┏━━
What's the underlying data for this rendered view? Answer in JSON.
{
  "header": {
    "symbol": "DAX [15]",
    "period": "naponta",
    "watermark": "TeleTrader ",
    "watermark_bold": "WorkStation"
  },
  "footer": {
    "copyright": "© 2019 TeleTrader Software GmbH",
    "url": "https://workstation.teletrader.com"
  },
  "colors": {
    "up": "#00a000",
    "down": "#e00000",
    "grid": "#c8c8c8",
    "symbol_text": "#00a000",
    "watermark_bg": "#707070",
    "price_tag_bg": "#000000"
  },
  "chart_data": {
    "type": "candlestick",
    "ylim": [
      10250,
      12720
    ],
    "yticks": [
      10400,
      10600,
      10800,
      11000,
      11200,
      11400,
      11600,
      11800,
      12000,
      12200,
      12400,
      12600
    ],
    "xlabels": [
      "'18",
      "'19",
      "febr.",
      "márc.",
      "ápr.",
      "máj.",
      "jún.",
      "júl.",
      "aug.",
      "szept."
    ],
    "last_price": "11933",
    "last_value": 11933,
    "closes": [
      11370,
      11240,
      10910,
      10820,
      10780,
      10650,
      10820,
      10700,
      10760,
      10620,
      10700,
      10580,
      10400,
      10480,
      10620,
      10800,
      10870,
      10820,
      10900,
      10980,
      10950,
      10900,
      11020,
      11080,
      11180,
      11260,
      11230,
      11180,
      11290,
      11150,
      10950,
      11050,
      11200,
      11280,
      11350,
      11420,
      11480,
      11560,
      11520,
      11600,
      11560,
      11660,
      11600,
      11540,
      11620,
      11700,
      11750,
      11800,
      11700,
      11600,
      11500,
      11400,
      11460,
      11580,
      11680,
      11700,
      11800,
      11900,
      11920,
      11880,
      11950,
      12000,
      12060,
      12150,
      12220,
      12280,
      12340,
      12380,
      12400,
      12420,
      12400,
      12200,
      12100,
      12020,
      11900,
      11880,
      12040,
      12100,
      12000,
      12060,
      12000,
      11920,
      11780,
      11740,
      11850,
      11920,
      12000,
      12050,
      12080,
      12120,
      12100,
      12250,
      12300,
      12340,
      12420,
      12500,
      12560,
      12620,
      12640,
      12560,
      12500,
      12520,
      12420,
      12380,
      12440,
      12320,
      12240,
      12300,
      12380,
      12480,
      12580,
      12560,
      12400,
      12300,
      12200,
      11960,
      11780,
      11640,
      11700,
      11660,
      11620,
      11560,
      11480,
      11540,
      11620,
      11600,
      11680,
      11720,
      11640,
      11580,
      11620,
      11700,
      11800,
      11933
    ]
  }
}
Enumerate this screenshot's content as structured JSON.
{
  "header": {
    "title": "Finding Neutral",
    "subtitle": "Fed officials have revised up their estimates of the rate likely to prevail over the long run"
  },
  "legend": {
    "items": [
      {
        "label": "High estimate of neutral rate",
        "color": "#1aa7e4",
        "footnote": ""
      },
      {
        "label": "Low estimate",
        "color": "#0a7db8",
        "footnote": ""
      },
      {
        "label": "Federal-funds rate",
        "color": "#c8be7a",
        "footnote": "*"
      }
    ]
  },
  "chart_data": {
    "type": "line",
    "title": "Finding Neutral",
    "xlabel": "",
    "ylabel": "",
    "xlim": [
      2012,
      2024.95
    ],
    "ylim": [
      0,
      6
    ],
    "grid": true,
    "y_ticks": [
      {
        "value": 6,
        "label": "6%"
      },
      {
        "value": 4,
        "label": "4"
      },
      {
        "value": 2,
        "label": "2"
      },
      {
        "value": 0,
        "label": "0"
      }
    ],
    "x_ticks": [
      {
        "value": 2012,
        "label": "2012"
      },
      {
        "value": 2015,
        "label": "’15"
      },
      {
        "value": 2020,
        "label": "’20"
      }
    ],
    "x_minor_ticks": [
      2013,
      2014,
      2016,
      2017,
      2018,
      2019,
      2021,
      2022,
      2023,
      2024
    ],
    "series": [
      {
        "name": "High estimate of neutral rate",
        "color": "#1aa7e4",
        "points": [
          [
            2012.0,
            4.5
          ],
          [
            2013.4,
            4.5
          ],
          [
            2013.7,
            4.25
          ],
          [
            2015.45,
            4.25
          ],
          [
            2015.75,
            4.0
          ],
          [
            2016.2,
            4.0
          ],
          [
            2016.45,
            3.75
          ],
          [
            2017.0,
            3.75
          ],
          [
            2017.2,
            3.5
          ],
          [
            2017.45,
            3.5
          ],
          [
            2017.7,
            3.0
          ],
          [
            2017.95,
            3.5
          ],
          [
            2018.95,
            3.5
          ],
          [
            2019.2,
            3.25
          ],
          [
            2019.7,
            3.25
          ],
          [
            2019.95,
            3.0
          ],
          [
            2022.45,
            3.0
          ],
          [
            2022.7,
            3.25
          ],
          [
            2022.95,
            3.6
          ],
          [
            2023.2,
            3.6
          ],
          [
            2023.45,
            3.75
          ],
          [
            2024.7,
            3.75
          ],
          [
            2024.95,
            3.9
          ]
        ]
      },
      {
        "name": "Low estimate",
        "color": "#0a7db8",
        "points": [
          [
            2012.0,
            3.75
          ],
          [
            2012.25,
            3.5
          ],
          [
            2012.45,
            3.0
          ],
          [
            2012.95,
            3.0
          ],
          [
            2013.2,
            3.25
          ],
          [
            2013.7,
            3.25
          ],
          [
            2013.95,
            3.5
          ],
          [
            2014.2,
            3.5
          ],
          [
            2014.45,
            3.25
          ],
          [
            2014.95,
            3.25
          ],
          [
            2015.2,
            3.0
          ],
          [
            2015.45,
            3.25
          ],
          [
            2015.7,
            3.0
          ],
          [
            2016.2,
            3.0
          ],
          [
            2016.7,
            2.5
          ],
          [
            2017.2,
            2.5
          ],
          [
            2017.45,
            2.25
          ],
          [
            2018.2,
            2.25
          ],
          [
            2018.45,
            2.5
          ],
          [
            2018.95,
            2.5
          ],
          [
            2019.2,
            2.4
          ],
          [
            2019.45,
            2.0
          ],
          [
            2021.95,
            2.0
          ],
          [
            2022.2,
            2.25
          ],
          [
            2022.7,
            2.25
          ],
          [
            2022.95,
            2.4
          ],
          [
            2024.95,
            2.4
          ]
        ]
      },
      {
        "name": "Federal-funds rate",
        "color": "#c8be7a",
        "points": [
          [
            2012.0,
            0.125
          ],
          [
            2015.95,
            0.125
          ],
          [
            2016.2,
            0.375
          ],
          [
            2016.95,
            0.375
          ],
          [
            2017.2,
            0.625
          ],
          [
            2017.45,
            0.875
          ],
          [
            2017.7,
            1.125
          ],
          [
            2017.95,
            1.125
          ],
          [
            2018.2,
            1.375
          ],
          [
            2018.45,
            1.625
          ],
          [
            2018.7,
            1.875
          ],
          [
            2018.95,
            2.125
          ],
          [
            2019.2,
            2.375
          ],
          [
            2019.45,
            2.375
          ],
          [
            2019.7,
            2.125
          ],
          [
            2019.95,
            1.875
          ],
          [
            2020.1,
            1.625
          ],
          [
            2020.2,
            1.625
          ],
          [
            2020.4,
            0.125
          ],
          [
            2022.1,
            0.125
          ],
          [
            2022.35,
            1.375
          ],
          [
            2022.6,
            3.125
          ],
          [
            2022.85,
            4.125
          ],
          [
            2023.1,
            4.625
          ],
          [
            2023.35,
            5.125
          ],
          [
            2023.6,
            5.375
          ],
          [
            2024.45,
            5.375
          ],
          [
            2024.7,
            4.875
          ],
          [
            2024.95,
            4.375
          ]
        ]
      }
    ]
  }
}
┗━━
§ **EXERCISE INSTRUCTIONS**
Copy each entry exactly, with nothing added or dropped.

§ **FULL SOLUTION**
What's the underlying data for this rendered view? Answer in JSON.
{
  "header": {
    "symbol": "DAX [15]",
    "period": "naponta",
    "watermark": "TeleTrader ",
    "watermark_bold": "WorkStation"
  },
  "footer": {
    "copyright": "© 2019 TeleTrader Software GmbH",
    "url": "https://workstation.teletrader.com"
  },
  "colors": {
    "up": "#00a000",
    "down": "#e00000",
    "grid": "#c8c8c8",
    "symbol_text": "#00a000",
    "watermark_bg": "#707070",
    "price_tag_bg": "#000000"
  },
  "chart_data": {
    "type": "candlestick",
    "ylim": [
      10250,
      12720
    ],
    "yticks": [
      10400,
      10600,
      10800,
      11000,
      11200,
      11400,
      11600,
      11800,
      12000,
      12200,
      12400,
      12600
    ],
    "xlabels": [
      "'18",
      "'19",
      "febr.",
      "márc.",
      "ápr.",
      "máj.",
      "jún.",
      "júl.",
      "aug.",
      "szept."
    ],
    "last_price": "11933",
    "last_value": 11933,
    "closes": [
      11370,
      11240,
      10910,
      10820,
      10780,
      10650,
      10820,
      10700,
      10760,
      10620,
      10700,
      10580,
      10400,
      10480,
      10620,
      10800,
      10870,
      10820,
      10900,
      10980,
      10950,
      10900,
      11020,
      11080,
      11180,
      11260,
      11230,
      11180,
      11290,
      11150,
      10950,
      11050,
      11200,
      11280,
      11350,
      11420,
      11480,
      11560,
      11520,
      11600,
      11560,
      11660,
      11600,
      11540,
      11620,
      11700,
      11750,
      11800,
      11700,
      11600,
      11500,
      11400,
      11460,
      11580,
      11680,
      11700,
      11800,
      11900,
      11920,
      11880,
      11950,
      12000,
      12060,
      12150,
      12220,
      12280,
      12340,
      12380,
      12400,
      12420,
      12400,
      12200,
      12100,
      12020,
      11900,
      11880,
      12040,
      12100,
      12000,
      12060,
      12000,
      11920,
      11780,
      11740,
      11850,
      11920,
      12000,
      12050,
      12080,
      12120,
      12100,
      12250,
      12300,
      12340,
      12420,
      12500,
      12560,
      12620,
      12640,
      12560,
      12500,
      12520,
      12420,
      12380,
      12440,
      12320,
      12240,
      12300,
      12380,
      12480,
      12580,
      12560,
      12400,
      12300,
      12200,
      11960,
      11780,
      11640,
      11700,
      11660,
      11620,
      11560,
      11480,
      11540,
      11620,
      11600,
      11680,
      11720,
      11640,
      11580,
      11620,
      11700,
      11800,
      11933
    ]
  }
}
Enumerate this screenshot's content as structured JSON.
{
  "header": {
    "title": "Finding Neutral",
    "subtitle": "Fed officials have revised up their estimates of the rate likely to prevail over the long run"
  },
  "legend": {
    "items": [
      {
        "label": "High estimate of neutral rate",
        "color": "#1aa7e4",
        "footnote": ""
      },
      {
        "label": "Low estimate",
        "color": "#0a7db8",
        "footnote": ""
      },
      {
        "label": "Federal-funds rate",
        "color": "#c8be7a",
        "footnote": "*"
      }
    ]
  },
  "chart_data": {
    "type": "line",
    "title": "Finding Neutral",
    "xlabel": "",
    "ylabel": "",
    "xlim": [
      2012,
      2024.95
    ],
    "ylim": [
      0,
      6
    ],
    "grid": true,
    "y_ticks": [
      {
        "value": 6,
        "label": "6%"
      },
      {
        "value": 4,
        "label": "4"
      },
      {
        "value": 2,
        "label": "2"
      },
      {
        "value": 0,
        "label": "0"
      }
    ],
    "x_ticks": [
      {
        "value": 2012,
        "label": "2012"
      },
      {
        "value": 2015,
        "label": "’15"
      },
      {
        "value": 2020,
        "label": "’20"
      }
    ],
    "x_minor_ticks": [
      2013,
      2014,
      2016,
      2017,
      2018,
      2019,
      2021,
      2022,
      2023,
      2024
    ],
    "series": [
      {
        "name": "High estimate of neutral rate",
        "color": "#1aa7e4",
        "points": [
          [
            2012.0,
            4.5
          ],
          [
            2013.4,
            4.5
          ],
          [
            2013.7,
            4.25
          ],
          [
            2015.45,
            4.25
          ],
          [
            2015.75,
            4.0
          ],
          [
            2016.2,
            4.0
          ],
          [
            2016.45,
            3.75
          ],
          [
            2017.0,
            3.75
          ],
          [
            2017.2,
            3.5
          ],
          [
            2017.45,
            3.5
          ],
          [
            2017.7,
            3.0
          ],
          [
            2017.95,
            3.5
          ],
          [
            2018.95,
            3.5
          ],
          [
            2019.2,
            3.25
          ],
          [
            2019.7,
            3.25
          ],
          [
            2019.95,
            3.0
          ],
          [
            2022.45,
            3.0
          ],
          [
            2022.7,
            3.25
          ],
          [
            2022.95,
            3.6
          ],
          [
            2023.2,
            3.6
          ],
          [
            2023.45,
            3.75
          ],
          [
            2024.7,
            3.75
          ],
          [
            2024.95,
            3.9
          ]
        ]
      },
      {
        "name": "Low estimate",
        "color": "#0a7db8",
        "points": [
          [
            2012.0,
            3.75
          ],
          [
            2012.25,
            3.5
          ],
          [
            2012.45,
            3.0
          ],
          [
            2012.95,
            3.0
          ],
          [
            2013.2,
            3.25
          ],
          [
            2013.7,
            3.25
          ],
          [
            2013.95,
            3.5
          ],
          [
            2014.2,
            3.5
          ],
          [
            2014.45,
            3.25
          ],
          [
            2014.95,
            3.25
          ],
          [
            2015.2,
            3.0
          ],
          [
            2015.45,
            3.25
          ],
          [
            2015.7,
            3.0
          ],
          [
            2016.2,
            3.0
          ],
          [
            2016.7,
            2.5
          ],
          [
            2017.2,
            2.5
          ],
          [
            2017.45,
            2.25
          ],
          [
            2018.2,
            2.25
          ],
          [
            2018.45,
            2.5
          ],
          [
            2018.95,
            2.5
          ],
          [
            2019.2,
            2.4
          ],
          [
            2019.45,
            2.0
          ],
          [
            2021.95,
            2.0
          ],
          [
            2022.2,
            2.25
          ],
          [
            2022.7,
            2.25
          ],
          [
            2022.95,
            2.4
          ],
          [
            2024.95,
            2.4
          ]
        ]
      },
      {
        "name": "Federal-funds rate",
        "color": "#c8be7a",
        "points": [
          [
            2012.0,
            0.125
          ],
          [
            2015.95,
            0.125
          ],
          [
            2016.2,
            0.375
          ],
          [
            2016.95,
            0.375
          ],
          [
            2017.2,
            0.625
          ],
          [
            2017.45,
            0.875
          ],
          [
            2017.7,
            1.125
          ],
          [
            2017.95,
            1.125
          ],
          [
            2018.2,
            1.375
          ],
          [
            2018.45,
            1.625
          ],
          [
            2018.7,
            1.875
          ],
          [
            2018.95,
            2.125
          ],
          [
            2019.2,
            2.375
          ],
          [
            2019.45,
            2.375
          ],
          [
            2019.7,
            2.125
          ],
          [
            2019.95,
            1.875
          ],
          [
            2020.1,
            1.625
          ],
          [
            2020.2,
            1.625
          ],
          [
            2020.4,
            0.125
          ],
          [
            2022.1,
            0.125
          ],
          [
            2022.35,
            1.375
          ],
          [
            2022.6,
            3.125
          ],
          [
            2022.85,
            4.125
          ],
          [
            2023.1,
            4.625
          ],
          [
            2023.35,
            5.125
          ],
          [
            2023.6,
            5.375
          ],
          [
            2024.45,
            5.375
          ],
          [
            2024.7,
            4.875
          ],
          [
            2024.95,
            4.375
          ]
        ]
      }
    ]
  }
}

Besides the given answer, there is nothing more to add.